Page excerpt:
=== Section Start ===
Management of Air Leaks in Chest Tubes


According to:  Cerfolio RJ, Bass CS, Pask AH, Katholi CR. Ann Thorac Surg. 2002 Jun;73(6):1727–30.

ASSESSING FOR AIR LEAKS
All patients with chest tube in place should be assessed quantitatively for one of four types of air leaks (listed in increasing severity):
1. Forced expiratory, occurs with coughing/valsalva
2. Expiratory, alveolar-pleural fistulas
3. Inspiratory, ventilated patients, bronchopleural fistula or alveolar-pleural fistula
4. Continuous, ventilated patient, true bronchopleural fistula
Use the number of chambers bubbling in a wet suction controlled, closed drainage for quantitative measure of leak

AIR LEAK RISK FACTORS
Persistent air leaks in 669 post-operative patients occurred most commonly in patients with the following characteristics:
-Male sex
-Steroid therapy
-History of lobectomy
Patients persistent air leaks were discharged with a home device and most had resolution of the air leak within 2 weeks.
=== Section End ===
(Stored data entries)
=== Section Start ===
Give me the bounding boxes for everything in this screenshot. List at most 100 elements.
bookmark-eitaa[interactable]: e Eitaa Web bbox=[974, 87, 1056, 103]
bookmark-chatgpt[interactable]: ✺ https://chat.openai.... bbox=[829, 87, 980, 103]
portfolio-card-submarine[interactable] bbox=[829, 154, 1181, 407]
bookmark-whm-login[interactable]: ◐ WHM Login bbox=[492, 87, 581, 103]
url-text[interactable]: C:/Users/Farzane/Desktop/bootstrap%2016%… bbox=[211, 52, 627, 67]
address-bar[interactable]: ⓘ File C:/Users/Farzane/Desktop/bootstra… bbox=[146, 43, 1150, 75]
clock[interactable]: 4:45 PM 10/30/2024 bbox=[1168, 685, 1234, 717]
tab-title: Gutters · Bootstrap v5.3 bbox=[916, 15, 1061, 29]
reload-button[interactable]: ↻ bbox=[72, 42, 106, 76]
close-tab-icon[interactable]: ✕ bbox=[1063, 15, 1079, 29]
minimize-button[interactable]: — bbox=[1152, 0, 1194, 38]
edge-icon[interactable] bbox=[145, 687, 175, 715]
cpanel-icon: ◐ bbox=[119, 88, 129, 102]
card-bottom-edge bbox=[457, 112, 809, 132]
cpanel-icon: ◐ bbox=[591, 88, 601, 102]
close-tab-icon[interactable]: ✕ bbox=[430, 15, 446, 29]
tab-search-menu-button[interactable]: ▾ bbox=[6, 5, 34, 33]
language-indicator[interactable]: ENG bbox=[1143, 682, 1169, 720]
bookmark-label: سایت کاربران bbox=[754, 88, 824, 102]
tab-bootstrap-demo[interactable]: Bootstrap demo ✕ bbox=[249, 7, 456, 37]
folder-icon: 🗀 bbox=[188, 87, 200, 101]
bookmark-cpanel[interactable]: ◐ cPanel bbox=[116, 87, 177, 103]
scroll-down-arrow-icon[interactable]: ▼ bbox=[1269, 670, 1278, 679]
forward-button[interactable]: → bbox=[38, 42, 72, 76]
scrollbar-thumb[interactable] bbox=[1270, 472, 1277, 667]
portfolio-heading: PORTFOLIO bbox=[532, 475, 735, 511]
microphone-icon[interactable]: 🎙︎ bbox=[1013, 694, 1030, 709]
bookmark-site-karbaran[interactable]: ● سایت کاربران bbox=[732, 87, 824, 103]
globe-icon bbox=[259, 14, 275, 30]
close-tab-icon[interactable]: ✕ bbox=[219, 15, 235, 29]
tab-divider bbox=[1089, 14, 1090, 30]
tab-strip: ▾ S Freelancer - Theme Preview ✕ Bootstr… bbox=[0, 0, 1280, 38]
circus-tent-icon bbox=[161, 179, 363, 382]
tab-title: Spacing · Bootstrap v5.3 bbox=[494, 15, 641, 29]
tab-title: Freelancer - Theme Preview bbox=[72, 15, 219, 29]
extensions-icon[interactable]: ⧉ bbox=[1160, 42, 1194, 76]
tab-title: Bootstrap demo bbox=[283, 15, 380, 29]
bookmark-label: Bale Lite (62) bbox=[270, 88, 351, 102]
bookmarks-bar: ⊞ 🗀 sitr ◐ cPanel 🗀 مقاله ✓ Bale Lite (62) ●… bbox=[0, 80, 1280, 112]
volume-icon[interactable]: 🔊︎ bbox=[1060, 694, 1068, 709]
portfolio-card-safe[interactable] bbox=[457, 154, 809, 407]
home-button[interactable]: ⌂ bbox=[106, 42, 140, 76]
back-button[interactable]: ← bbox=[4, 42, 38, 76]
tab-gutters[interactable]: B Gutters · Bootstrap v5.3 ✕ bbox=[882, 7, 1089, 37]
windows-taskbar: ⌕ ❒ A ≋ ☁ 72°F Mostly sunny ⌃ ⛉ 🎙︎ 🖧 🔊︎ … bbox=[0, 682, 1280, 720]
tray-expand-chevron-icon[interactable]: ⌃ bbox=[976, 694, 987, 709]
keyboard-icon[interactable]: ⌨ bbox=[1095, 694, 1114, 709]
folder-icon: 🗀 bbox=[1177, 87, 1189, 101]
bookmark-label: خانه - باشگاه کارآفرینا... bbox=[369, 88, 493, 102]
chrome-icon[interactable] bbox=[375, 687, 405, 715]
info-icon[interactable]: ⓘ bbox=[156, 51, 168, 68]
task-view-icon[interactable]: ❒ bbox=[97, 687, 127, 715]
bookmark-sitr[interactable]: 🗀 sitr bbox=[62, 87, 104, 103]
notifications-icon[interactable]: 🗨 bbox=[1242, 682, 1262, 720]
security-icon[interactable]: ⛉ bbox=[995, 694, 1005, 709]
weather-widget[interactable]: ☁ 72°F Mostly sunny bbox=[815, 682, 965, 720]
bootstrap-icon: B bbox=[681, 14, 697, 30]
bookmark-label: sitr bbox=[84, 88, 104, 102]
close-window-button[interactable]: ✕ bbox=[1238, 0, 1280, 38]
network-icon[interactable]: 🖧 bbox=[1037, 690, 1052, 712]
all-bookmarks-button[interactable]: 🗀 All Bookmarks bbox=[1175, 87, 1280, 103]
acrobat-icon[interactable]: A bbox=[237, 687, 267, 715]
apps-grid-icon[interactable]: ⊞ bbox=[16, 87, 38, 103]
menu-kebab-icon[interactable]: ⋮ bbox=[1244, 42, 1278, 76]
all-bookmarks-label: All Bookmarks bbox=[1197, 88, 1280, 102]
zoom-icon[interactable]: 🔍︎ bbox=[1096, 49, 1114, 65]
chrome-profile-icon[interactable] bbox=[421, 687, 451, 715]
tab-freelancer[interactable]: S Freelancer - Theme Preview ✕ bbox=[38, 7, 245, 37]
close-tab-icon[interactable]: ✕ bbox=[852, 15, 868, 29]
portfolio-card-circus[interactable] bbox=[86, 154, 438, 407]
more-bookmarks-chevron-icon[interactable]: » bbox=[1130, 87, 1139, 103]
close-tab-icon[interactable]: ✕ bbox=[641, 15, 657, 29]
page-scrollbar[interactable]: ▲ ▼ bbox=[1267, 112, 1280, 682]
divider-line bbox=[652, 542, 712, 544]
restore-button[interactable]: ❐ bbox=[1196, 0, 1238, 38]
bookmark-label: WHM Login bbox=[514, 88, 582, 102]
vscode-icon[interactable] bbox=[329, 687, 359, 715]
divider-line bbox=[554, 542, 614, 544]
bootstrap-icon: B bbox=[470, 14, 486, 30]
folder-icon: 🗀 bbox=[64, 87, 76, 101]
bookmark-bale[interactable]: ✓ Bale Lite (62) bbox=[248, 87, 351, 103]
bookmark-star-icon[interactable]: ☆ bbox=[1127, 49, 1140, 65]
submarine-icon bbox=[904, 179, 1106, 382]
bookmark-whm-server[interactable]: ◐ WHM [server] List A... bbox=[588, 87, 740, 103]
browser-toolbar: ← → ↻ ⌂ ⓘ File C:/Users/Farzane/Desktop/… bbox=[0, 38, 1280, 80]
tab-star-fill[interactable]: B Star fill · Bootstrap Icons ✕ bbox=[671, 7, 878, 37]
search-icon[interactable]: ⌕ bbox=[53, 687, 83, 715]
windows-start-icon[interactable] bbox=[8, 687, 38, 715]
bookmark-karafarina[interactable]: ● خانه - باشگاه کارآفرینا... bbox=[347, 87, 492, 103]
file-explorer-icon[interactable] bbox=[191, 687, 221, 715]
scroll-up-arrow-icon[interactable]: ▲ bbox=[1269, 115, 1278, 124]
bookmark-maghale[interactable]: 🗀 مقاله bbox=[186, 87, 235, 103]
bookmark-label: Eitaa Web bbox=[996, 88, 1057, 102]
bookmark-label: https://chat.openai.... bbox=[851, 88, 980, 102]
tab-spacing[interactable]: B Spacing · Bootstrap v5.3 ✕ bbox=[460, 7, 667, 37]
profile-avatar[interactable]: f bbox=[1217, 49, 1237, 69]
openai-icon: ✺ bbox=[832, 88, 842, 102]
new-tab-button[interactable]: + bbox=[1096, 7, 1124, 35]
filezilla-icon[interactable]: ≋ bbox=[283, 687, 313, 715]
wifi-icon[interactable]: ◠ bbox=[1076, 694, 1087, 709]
=== Section End ===
Required tasks:
A. Answer these questions from the chest tube air leak text, one line each:
(i) How many types of air leaks should patients with a chest tube be assessed for?
(ii) How many post-operative patients are named in the section on air leak risk factors?
(iii) What serves as the quantitative measure of a leak?
B. Carry the chest tube air leak text forward from its last sentence.
The records are material separate from the chest tube air leak text.

Outputs for the tasks:
A.
(i) Four types.
(ii) 669 patients.
(iii) The number of chambers bubbling in a wet suction controlled, closed drainage.

B.
WHAT ABOUT MANAGEMENT OF AIR LEAKS?

According to:  Carrillo EH et al. J Trauma. 2006;60(1):111–4.

case series of 13 consecutive patients over 2 years with persistent posttraumatic air leak >72 hrs, managed with VATS + sealant, 100% with chest tubes removed within 48 hrs

and: Cerfolio RJ, Minnich DJ, Bryant AS. Ann Thorac Surg. 2009 Jun;87(6):1690–4.

A retrospective cohort with 199 patients post-pulmonary resection with persistent air leaks, defined as an air leak present on postoperative day 4, showed that after 2 weeks on an outpatient suction-less device most patients have resolution of the air leak.  Even if the air leak or small PTX are still present after 2-3 weeks, chest tubes can be removed after this time if the patient is asymptomatic with no subcutaneous emphysema.

A SUGGESTED  MANAGEMENT ALGORITHM: 
persistent air leak (3-7 days; 5+ days per STS definition)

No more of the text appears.